Output all entries verbatim. Skip pictures.

........

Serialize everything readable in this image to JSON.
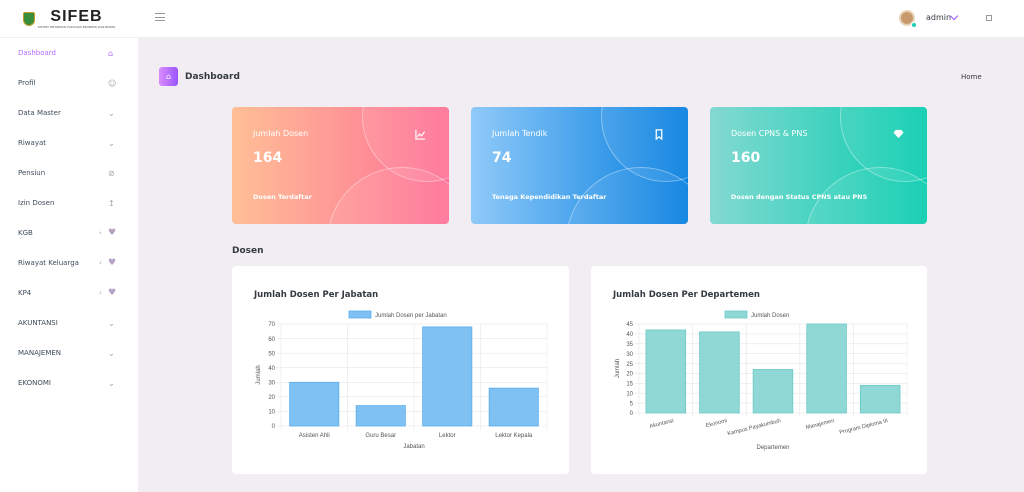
{
  "brand": {
    "title": "SIFEB",
    "subtitle": "SISTEM INFORMASI FAKULTAS EKONOMI DAN BISNIS"
  },
  "header": {
    "user_name": "admin"
  },
  "sidebar": {
    "items": [
      {
        "label": "Dashboard",
        "icon": "home-icon"
      },
      {
        "label": "Profil",
        "icon": "account-icon"
      },
      {
        "label": "Data Master",
        "icon": "chevron-down-icon"
      },
      {
        "label": "Riwayat",
        "icon": "chevron-down-icon"
      },
      {
        "label": "Pensiun",
        "icon": "pensiun-icon"
      },
      {
        "label": "Izin Dosen",
        "icon": "upload-icon"
      },
      {
        "label": "KGB",
        "icon": "heart-icon"
      },
      {
        "label": "Riwayat Keluarga",
        "icon": "heart-icon"
      },
      {
        "label": "KP4",
        "icon": "heart-icon"
      },
      {
        "label": "AKUNTANSI",
        "icon": "chevron-down-icon"
      },
      {
        "label": "MANAJEMEN",
        "icon": "chevron-down-icon"
      },
      {
        "label": "EKONOMI",
        "icon": "chevron-down-icon"
      }
    ]
  },
  "page": {
    "title": "Dashboard",
    "breadcrumb": "Home",
    "section": "Dosen"
  },
  "cards": [
    {
      "title": "Jumlah Dosen",
      "value": "164",
      "subtitle": "Dosen Terdaftar",
      "icon": "chart-line-icon"
    },
    {
      "title": "Jumlah Tendik",
      "value": "74",
      "subtitle": "Tenaga Kependidikan Terdaftar",
      "icon": "bookmark-icon"
    },
    {
      "title": "Dosen CPNS & PNS",
      "value": "160",
      "subtitle": "Dosen dengan Status CPNS atau PNS",
      "icon": "diamond-icon"
    }
  ],
  "colors": {
    "accent": "#b66dff",
    "bar_blue": "#7fc1f2",
    "bar_teal": "#8fd8d6"
  },
  "chart_data": [
    {
      "type": "bar",
      "title": "Jumlah Dosen Per Jabatan",
      "categories": [
        "Asisten Ahli",
        "Guru Besar",
        "Lektor",
        "Lektor Kepala"
      ],
      "series": [
        {
          "name": "Jumlah Dosen per Jabatan",
          "values": [
            30,
            14,
            68,
            26
          ]
        }
      ],
      "xlabel": "Jabatan",
      "ylabel": "Jumlah",
      "ylim": [
        0,
        70
      ],
      "yticks": [
        0,
        10,
        20,
        30,
        40,
        50,
        60,
        70
      ],
      "grid": true,
      "legend": "top"
    },
    {
      "type": "bar",
      "title": "Jumlah Dosen Per Departemen",
      "categories": [
        "Akuntansi",
        "Ekonomi",
        "Kampus Payakumbuh",
        "Manajemen",
        "Program Diploma III"
      ],
      "series": [
        {
          "name": "Jumlah Dosen",
          "values": [
            42,
            41,
            22,
            45,
            14
          ]
        }
      ],
      "xlabel": "Departemen",
      "ylabel": "Jumlah",
      "ylim": [
        0,
        45
      ],
      "yticks": [
        0,
        5,
        10,
        15,
        20,
        25,
        30,
        35,
        40,
        45
      ],
      "grid": true,
      "legend": "top"
    }
  ]
}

........

EXERCISE SOLUTION:
Serialize everything readable in this image to JSON.
{
  "brand": {
    "title": "SIFEB",
    "subtitle": "SISTEM INFORMASI FAKULTAS EKONOMI DAN BISNIS"
  },
  "header": {
    "user_name": "admin"
  },
  "sidebar": {
    "items": [
      {
        "label": "Dashboard",
        "icon": "home-icon"
      },
      {
        "label": "Profil",
        "icon": "account-icon"
      },
      {
        "label": "Data Master",
        "icon": "chevron-down-icon"
      },
      {
        "label": "Riwayat",
        "icon": "chevron-down-icon"
      },
      {
        "label": "Pensiun",
        "icon": "pensiun-icon"
      },
      {
        "label": "Izin Dosen",
        "icon": "upload-icon"
      },
      {
        "label": "KGB",
        "icon": "heart-icon"
      },
      {
        "label": "Riwayat Keluarga",
        "icon": "heart-icon"
      },
      {
        "label": "KP4",
        "icon": "heart-icon"
      },
      {
        "label": "AKUNTANSI",
        "icon": "chevron-down-icon"
      },
      {
        "label": "MANAJEMEN",
        "icon": "chevron-down-icon"
      },
      {
        "label": "EKONOMI",
        "icon": "chevron-down-icon"
      }
    ]
  },
  "page": {
    "title": "Dashboard",
    "breadcrumb": "Home",
    "section": "Dosen"
  },
  "cards": [
    {
      "title": "Jumlah Dosen",
      "value": "164",
      "subtitle": "Dosen Terdaftar",
      "icon": "chart-line-icon"
    },
    {
      "title": "Jumlah Tendik",
      "value": "74",
      "subtitle": "Tenaga Kependidikan Terdaftar",
      "icon": "bookmark-icon"
    },
    {
      "title": "Dosen CPNS & PNS",
      "value": "160",
      "subtitle": "Dosen dengan Status CPNS atau PNS",
      "icon": "diamond-icon"
    }
  ],
  "colors": {
    "accent": "#b66dff",
    "bar_blue": "#7fc1f2",
    "bar_teal": "#8fd8d6"
  },
  "chart_data": [
    {
      "type": "bar",
      "title": "Jumlah Dosen Per Jabatan",
      "categories": [
        "Asisten Ahli",
        "Guru Besar",
        "Lektor",
        "Lektor Kepala"
      ],
      "series": [
        {
          "name": "Jumlah Dosen per Jabatan",
          "values": [
            30,
            14,
            68,
            26
          ]
        }
      ],
      "xlabel": "Jabatan",
      "ylabel": "Jumlah",
      "ylim": [
        0,
        70
      ],
      "yticks": [
        0,
        10,
        20,
        30,
        40,
        50,
        60,
        70
      ],
      "grid": true,
      "legend": "top"
    },
    {
      "type": "bar",
      "title": "Jumlah Dosen Per Departemen",
      "categories": [
        "Akuntansi",
        "Ekonomi",
        "Kampus Payakumbuh",
        "Manajemen",
        "Program Diploma III"
      ],
      "series": [
        {
          "name": "Jumlah Dosen",
          "values": [
            42,
            41,
            22,
            45,
            14
          ]
        }
      ],
      "xlabel": "Departemen",
      "ylabel": "Jumlah",
      "ylim": [
        0,
        45
      ],
      "yticks": [
        0,
        5,
        10,
        15,
        20,
        25,
        30,
        35,
        40,
        45
      ],
      "grid": true,
      "legend": "top"
    }
  ]
}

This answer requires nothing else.